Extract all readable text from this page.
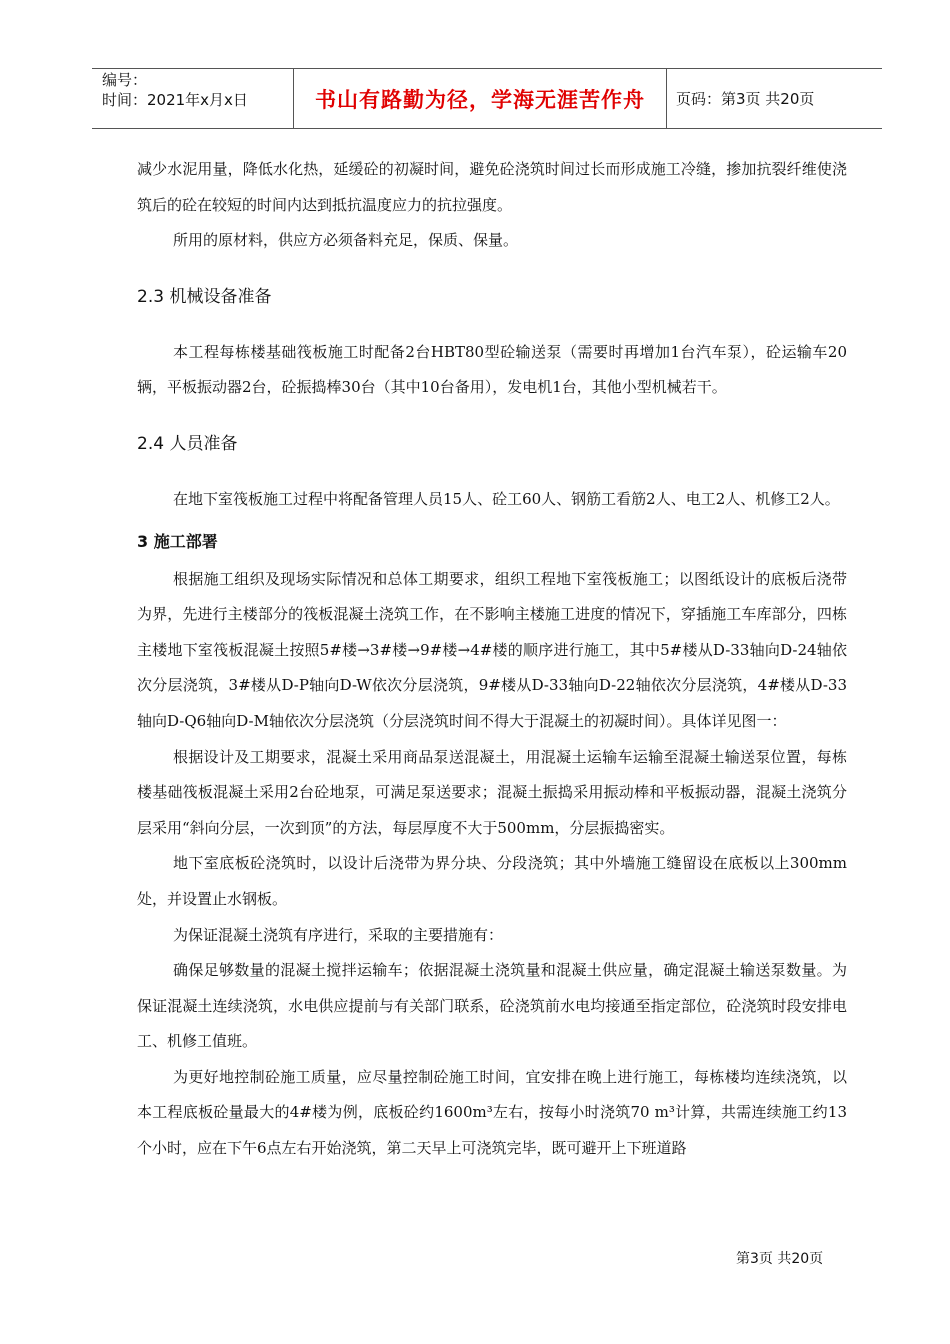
编号：
时间：2021年x月x日	书山有路勤为径，学海无涯苦作舟	页码：第3页 共20页

减少水泥用量，降低水化热，延缓砼的初凝时间，避免砼浇筑时间过长而形成施工冷缝，掺加抗裂纤维使浇筑后的砼在较短的时间内达到抵抗温度应力的抗拉强度。

所用的原材料，供应方必须备料充足，保质、保量。

2.3 机械设备准备

本工程每栋楼基础筏板施工时配备2台HBT80型砼输送泵（需要时再增加1台汽车泵），砼运输车20辆，平板振动器2台，砼振捣棒30台（其中10台备用），发电机1台，其他小型机械若干。

2.4 人员准备

在地下室筏板施工过程中将配备管理人员15人、砼工60人、钢筋工看筋2人、电工2人、机修工2人。

3 施工部署

根据施工组织及现场实际情况和总体工期要求，组织工程地下室筏板施工；以图纸设计的底板后浇带为界，先进行主楼部分的筏板混凝土浇筑工作，在不影响主楼施工进度的情况下，穿插施工车库部分，四栋主楼地下室筏板混凝土按照5#楼→3#楼→9#楼→4#楼的顺序进行施工，其中5#楼从D-33轴向D-24轴依次分层浇筑，3#楼从D-P轴向D-W依次分层浇筑，9#楼从D-33轴向D-22轴依次分层浇筑，4#楼从D-33轴向D-Q6轴向D-M轴依次分层浇筑（分层浇筑时间不得大于混凝土的初凝时间）。具体详见图一：

根据设计及工期要求，混凝土采用商品泵送混凝土，用混凝土运输车运输至混凝土输送泵位置，每栋楼基础筏板混凝土采用2台砼地泵，可满足泵送要求；混凝土振捣采用振动棒和平板振动器，混凝土浇筑分层采用“斜向分层，一次到顶”的方法，每层厚度不大于500mm，分层振捣密实。

地下室底板砼浇筑时，以设计后浇带为界分块、分段浇筑；其中外墙施工缝留设在底板以上300mm处，并设置止水钢板。

为保证混凝土浇筑有序进行，采取的主要措施有：

确保足够数量的混凝土搅拌运输车；依据混凝土浇筑量和混凝土供应量，确定混凝土输送泵数量。为保证混凝土连续浇筑，水电供应提前与有关部门联系，砼浇筑前水电均接通至指定部位，砼浇筑时段安排电工、机修工值班。

为更好地控制砼施工质量，应尽量控制砼施工时间，宜安排在晚上进行施工，每栋楼均连续浇筑，以本工程底板砼量最大的4#楼为例，底板砼约1600m³左右，按每小时浇筑70 m³计算，共需连续施工约13个小时，应在下午6点左右开始浇筑，第二天早上可浇筑完毕，既可避开上下班道路

第3页 共20页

(Aim of the exercise) Reproduce the material word for word. Any pictures should be left out of the copy.

(Response)
Extract all readable text from this page.
编号：
时间：2021年x月x日	书山有路勤为径，学海无涯苦作舟	页码：第3页 共20页

减少水泥用量，降低水化热，延缓砼的初凝时间，避免砼浇筑时间过长而形成施工冷缝，掺加抗裂纤维使浇筑后的砼在较短的时间内达到抵抗温度应力的抗拉强度。

所用的原材料，供应方必须备料充足，保质、保量。

2.3 机械设备准备

本工程每栋楼基础筏板施工时配备2台HBT80型砼输送泵（需要时再增加1台汽车泵），砼运输车20辆，平板振动器2台，砼振捣棒30台（其中10台备用），发电机1台，其他小型机械若干。

2.4 人员准备

在地下室筏板施工过程中将配备管理人员15人、砼工60人、钢筋工看筋2人、电工2人、机修工2人。

3 施工部署

根据施工组织及现场实际情况和总体工期要求，组织工程地下室筏板施工；以图纸设计的底板后浇带为界，先进行主楼部分的筏板混凝土浇筑工作，在不影响主楼施工进度的情况下，穿插施工车库部分，四栋主楼地下室筏板混凝土按照5#楼→3#楼→9#楼→4#楼的顺序进行施工，其中5#楼从D-33轴向D-24轴依次分层浇筑，3#楼从D-P轴向D-W依次分层浇筑，9#楼从D-33轴向D-22轴依次分层浇筑，4#楼从D-33轴向D-Q6轴向D-M轴依次分层浇筑（分层浇筑时间不得大于混凝土的初凝时间）。具体详见图一：

根据设计及工期要求，混凝土采用商品泵送混凝土，用混凝土运输车运输至混凝土输送泵位置，每栋楼基础筏板混凝土采用2台砼地泵，可满足泵送要求；混凝土振捣采用振动棒和平板振动器，混凝土浇筑分层采用“斜向分层，一次到顶”的方法，每层厚度不大于500mm，分层振捣密实。

地下室底板砼浇筑时，以设计后浇带为界分块、分段浇筑；其中外墙施工缝留设在底板以上300mm处，并设置止水钢板。

为保证混凝土浇筑有序进行，采取的主要措施有：

确保足够数量的混凝土搅拌运输车；依据混凝土浇筑量和混凝土供应量，确定混凝土输送泵数量。为保证混凝土连续浇筑，水电供应提前与有关部门联系，砼浇筑前水电均接通至指定部位，砼浇筑时段安排电工、机修工值班。

为更好地控制砼施工质量，应尽量控制砼施工时间，宜安排在晚上进行施工，每栋楼均连续浇筑，以本工程底板砼量最大的4#楼为例，底板砼约1600m³左右，按每小时浇筑70 m³计算，共需连续施工约13个小时，应在下午6点左右开始浇筑，第二天早上可浇筑完毕，既可避开上下班道路

第3页 共20页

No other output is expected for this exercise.